Data records:

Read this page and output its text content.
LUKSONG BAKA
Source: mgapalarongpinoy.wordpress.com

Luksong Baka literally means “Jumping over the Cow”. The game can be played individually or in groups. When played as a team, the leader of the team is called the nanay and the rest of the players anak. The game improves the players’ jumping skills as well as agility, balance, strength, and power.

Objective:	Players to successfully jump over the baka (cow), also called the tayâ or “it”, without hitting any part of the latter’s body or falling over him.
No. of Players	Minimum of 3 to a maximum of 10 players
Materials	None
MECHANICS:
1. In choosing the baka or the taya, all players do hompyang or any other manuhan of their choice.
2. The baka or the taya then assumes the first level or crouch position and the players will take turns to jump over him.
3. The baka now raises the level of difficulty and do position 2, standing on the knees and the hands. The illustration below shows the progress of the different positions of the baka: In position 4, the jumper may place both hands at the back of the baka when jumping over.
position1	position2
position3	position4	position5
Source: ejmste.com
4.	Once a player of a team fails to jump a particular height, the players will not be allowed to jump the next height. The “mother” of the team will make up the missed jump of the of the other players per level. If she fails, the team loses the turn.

The task:
Go through the records. Copy each line where "taya" appears.

Written answer:
1. In choosing the baka or the taya, all players do hompyang or any other manuhan of their choice.
2. The baka or the taya then assumes the first level or crouch position and the players will take turns to jump over him.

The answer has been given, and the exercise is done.